== Provided records ==
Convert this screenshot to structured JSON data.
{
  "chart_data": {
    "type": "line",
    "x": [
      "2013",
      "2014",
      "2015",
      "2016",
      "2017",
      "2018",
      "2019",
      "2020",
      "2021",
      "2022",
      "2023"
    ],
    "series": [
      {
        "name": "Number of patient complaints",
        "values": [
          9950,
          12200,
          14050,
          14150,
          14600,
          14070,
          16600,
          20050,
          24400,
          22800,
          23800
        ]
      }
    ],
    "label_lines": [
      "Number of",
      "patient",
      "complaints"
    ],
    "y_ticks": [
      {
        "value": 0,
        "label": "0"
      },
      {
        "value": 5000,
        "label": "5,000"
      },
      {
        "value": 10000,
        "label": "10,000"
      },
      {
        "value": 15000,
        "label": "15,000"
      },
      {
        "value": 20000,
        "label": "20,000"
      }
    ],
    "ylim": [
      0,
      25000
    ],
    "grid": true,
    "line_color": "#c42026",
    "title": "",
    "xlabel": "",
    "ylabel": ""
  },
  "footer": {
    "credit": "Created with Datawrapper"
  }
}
===
== Provided records ==
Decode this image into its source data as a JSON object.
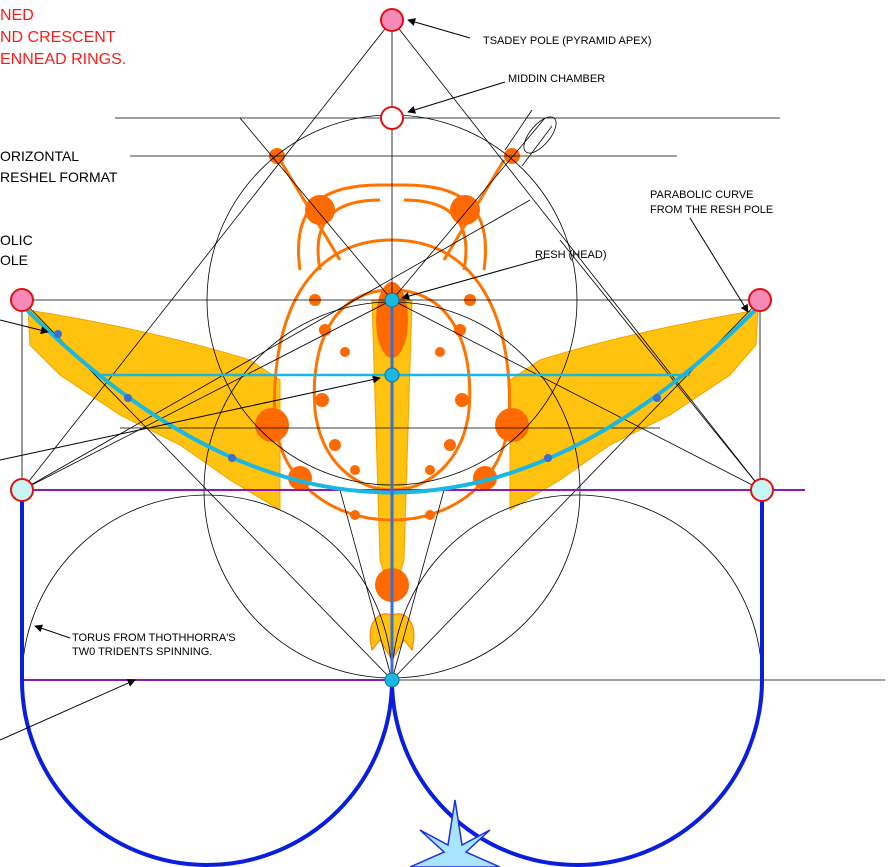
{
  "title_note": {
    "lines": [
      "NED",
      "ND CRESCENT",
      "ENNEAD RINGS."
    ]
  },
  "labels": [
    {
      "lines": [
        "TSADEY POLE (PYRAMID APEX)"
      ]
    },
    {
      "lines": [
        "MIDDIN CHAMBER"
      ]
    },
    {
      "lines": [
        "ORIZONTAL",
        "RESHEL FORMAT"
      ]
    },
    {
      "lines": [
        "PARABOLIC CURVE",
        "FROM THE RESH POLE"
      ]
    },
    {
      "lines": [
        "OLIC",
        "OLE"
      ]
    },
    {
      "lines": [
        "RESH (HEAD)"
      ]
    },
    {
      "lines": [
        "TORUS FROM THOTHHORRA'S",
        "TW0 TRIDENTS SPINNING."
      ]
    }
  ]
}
===
Pull out all lines containing the word "Number" from the entries above.

Task output =
        "name": "Number of patient complaints",
      "Number of",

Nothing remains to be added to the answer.